Prompt:
Identify all lines in the listing that include the word "June", and copy them out.

* begin *

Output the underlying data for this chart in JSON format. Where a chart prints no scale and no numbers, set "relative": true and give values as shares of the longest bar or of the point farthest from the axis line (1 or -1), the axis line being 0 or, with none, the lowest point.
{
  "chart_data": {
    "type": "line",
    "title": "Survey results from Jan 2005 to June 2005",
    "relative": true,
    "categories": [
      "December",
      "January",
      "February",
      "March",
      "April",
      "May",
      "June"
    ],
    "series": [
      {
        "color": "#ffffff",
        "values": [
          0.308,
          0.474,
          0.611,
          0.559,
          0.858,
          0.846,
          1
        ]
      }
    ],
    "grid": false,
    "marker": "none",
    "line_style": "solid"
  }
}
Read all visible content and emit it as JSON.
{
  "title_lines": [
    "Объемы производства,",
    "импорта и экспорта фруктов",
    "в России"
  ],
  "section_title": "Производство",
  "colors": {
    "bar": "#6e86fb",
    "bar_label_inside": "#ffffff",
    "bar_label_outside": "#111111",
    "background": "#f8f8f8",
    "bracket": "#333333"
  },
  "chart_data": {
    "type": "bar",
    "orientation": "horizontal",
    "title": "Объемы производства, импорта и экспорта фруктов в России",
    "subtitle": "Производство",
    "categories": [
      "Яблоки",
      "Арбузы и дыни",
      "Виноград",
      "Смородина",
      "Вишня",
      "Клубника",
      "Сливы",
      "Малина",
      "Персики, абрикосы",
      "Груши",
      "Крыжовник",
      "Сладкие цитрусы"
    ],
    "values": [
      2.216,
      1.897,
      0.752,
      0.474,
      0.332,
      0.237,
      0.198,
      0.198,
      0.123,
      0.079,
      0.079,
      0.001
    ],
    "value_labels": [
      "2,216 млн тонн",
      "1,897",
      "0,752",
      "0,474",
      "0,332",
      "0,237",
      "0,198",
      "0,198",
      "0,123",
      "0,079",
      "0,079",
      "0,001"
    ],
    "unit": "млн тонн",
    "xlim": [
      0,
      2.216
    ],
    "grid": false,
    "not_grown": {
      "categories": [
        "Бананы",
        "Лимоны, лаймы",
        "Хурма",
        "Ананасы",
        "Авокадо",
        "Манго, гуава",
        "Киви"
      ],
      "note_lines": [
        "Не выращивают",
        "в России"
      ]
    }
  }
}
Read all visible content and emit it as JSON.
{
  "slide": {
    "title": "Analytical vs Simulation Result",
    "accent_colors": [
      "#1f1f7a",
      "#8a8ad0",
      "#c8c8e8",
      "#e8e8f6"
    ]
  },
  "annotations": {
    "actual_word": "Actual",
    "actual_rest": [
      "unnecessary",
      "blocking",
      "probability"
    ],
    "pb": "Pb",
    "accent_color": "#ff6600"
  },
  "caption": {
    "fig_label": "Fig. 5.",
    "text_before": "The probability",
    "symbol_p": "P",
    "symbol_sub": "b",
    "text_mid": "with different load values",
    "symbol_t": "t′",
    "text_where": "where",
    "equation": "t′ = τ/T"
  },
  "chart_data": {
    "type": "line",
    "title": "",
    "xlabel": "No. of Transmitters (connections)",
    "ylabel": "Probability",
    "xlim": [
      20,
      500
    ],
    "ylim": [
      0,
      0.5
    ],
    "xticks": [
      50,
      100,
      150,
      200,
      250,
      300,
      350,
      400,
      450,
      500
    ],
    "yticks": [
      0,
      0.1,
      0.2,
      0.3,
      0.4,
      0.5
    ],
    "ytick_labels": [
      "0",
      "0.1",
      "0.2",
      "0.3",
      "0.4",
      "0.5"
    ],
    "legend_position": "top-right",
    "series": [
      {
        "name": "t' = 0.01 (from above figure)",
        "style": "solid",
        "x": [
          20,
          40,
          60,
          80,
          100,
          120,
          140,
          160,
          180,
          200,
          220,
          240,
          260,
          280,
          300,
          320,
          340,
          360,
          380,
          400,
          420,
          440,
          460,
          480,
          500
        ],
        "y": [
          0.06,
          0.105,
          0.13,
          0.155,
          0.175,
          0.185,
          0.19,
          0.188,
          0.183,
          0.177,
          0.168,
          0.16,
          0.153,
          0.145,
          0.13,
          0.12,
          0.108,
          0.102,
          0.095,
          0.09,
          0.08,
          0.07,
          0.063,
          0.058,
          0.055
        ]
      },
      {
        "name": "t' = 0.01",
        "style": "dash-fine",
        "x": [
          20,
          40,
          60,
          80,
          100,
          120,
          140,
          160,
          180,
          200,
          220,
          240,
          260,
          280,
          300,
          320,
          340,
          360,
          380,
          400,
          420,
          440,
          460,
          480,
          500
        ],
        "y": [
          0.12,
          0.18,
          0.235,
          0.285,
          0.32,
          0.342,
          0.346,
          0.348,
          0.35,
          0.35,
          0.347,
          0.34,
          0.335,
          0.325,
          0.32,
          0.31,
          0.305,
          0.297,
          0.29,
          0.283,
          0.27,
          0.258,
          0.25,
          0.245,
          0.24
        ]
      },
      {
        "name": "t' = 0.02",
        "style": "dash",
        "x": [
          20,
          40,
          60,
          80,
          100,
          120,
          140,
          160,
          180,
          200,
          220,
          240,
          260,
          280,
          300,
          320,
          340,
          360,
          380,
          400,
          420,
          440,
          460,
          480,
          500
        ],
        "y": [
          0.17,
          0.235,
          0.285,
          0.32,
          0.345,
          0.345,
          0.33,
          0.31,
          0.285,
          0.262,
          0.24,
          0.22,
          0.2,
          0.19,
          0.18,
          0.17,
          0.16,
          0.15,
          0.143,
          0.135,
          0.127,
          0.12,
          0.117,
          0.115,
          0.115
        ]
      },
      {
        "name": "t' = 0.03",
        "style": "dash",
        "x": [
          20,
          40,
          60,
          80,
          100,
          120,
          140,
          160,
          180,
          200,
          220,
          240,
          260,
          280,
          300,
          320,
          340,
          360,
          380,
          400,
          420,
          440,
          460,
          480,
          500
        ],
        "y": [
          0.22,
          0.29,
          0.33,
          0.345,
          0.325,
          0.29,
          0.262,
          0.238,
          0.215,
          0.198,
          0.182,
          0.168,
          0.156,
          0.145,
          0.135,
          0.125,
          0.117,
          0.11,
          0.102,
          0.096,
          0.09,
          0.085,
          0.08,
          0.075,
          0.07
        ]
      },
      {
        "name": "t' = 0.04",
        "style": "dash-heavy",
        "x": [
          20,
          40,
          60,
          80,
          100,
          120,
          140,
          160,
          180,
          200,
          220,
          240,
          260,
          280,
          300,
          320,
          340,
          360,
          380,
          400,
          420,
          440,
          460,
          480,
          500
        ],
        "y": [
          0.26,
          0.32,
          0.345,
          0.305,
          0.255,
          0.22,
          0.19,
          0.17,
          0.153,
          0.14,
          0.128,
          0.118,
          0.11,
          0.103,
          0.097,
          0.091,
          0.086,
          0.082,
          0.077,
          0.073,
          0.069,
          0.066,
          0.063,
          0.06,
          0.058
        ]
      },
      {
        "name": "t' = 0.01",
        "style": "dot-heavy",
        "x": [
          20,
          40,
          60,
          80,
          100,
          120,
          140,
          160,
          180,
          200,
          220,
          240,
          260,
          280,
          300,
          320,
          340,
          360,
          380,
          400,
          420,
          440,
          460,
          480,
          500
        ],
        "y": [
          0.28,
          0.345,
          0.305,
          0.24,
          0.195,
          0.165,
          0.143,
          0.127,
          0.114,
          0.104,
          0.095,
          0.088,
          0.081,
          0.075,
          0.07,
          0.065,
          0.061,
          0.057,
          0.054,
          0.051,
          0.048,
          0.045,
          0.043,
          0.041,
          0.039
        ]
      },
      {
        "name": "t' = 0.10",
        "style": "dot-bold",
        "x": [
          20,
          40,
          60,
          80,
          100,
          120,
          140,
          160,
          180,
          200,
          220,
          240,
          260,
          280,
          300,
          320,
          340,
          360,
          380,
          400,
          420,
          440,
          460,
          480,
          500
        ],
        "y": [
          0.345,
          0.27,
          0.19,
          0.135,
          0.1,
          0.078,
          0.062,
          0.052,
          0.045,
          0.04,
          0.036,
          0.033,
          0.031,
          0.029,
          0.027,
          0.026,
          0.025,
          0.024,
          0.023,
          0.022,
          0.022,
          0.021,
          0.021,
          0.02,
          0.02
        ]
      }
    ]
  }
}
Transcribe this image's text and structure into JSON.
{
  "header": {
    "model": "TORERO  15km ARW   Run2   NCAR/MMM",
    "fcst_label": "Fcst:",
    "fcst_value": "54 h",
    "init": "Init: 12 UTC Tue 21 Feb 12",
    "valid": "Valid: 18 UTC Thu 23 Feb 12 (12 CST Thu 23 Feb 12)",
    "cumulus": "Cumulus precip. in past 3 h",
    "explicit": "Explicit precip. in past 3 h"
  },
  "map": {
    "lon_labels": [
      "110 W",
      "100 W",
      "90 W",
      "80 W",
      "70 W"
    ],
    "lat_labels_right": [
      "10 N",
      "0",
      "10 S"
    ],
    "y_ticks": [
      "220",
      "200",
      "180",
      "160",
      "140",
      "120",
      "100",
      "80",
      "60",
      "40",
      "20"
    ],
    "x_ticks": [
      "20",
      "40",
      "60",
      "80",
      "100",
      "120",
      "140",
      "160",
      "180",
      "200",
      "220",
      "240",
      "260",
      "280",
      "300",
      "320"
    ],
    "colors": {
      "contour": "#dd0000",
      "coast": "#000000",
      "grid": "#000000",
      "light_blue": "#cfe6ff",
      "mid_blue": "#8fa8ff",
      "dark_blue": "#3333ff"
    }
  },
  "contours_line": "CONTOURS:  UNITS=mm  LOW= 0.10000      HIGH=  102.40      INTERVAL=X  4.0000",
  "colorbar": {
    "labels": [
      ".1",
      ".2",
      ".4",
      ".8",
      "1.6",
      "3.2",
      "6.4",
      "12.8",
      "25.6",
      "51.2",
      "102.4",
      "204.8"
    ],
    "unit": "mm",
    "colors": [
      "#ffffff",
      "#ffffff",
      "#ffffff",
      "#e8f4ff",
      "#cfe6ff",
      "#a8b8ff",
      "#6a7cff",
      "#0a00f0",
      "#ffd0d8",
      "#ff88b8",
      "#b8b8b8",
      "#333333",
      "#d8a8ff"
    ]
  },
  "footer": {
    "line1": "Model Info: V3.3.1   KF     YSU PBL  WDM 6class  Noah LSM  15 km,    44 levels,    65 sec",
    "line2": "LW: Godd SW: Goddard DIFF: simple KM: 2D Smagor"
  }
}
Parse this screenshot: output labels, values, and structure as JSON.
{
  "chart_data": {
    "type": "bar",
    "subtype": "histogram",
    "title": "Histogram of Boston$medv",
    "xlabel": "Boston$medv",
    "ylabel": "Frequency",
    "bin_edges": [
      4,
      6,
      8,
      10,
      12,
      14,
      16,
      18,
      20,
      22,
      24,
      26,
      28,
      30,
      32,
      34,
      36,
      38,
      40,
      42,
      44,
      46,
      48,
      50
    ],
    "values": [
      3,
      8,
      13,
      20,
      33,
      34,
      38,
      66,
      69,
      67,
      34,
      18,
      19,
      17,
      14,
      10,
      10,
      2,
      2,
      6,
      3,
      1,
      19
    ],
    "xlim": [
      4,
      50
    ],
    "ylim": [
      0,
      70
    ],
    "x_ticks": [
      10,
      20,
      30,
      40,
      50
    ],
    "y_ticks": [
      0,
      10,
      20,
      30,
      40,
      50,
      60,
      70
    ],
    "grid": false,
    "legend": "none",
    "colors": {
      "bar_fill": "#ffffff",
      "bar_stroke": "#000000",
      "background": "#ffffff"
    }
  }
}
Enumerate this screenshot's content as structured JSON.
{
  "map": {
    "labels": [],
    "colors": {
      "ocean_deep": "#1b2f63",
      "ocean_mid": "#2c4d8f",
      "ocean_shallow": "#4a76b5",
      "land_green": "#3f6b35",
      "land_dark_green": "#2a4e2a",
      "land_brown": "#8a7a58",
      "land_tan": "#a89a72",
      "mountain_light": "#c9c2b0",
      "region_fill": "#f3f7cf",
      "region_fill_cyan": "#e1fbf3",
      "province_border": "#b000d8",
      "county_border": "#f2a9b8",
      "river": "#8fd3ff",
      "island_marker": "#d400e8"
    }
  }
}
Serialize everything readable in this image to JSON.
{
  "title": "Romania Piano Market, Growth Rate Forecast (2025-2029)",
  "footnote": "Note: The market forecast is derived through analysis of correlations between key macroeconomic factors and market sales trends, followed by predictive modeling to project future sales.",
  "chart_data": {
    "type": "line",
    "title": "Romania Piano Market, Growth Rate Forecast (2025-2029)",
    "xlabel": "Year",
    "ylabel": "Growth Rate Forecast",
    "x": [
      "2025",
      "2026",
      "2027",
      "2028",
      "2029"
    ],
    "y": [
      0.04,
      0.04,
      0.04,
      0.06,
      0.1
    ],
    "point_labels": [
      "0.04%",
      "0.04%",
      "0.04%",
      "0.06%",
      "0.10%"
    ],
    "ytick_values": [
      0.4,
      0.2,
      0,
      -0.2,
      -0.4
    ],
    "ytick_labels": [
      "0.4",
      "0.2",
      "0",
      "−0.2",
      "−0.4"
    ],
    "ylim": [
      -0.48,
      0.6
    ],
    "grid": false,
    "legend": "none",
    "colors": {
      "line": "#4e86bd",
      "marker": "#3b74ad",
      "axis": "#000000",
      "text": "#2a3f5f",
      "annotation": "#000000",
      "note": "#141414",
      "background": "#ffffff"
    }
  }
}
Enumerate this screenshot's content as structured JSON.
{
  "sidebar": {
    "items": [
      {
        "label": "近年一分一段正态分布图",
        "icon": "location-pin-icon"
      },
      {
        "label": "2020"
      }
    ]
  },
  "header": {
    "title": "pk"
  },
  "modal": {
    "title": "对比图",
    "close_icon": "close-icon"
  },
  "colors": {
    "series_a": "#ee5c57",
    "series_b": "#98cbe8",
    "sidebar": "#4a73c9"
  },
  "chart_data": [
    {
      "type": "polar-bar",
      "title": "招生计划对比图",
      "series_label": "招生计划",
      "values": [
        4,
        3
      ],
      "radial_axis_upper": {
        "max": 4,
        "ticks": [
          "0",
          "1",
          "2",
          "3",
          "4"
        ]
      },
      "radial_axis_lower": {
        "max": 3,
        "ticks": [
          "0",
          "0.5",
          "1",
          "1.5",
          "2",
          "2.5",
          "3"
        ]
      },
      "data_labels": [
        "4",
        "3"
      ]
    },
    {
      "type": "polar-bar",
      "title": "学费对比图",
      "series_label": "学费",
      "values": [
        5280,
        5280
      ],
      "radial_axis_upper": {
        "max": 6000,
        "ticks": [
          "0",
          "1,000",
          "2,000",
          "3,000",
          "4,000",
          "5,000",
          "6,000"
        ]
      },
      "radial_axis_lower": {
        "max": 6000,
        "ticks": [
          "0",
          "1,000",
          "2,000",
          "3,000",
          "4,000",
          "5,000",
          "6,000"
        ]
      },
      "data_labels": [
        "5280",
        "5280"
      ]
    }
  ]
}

* end *

Full response:
    "title": "Survey results from Jan 2005 to June 2005",
      "June"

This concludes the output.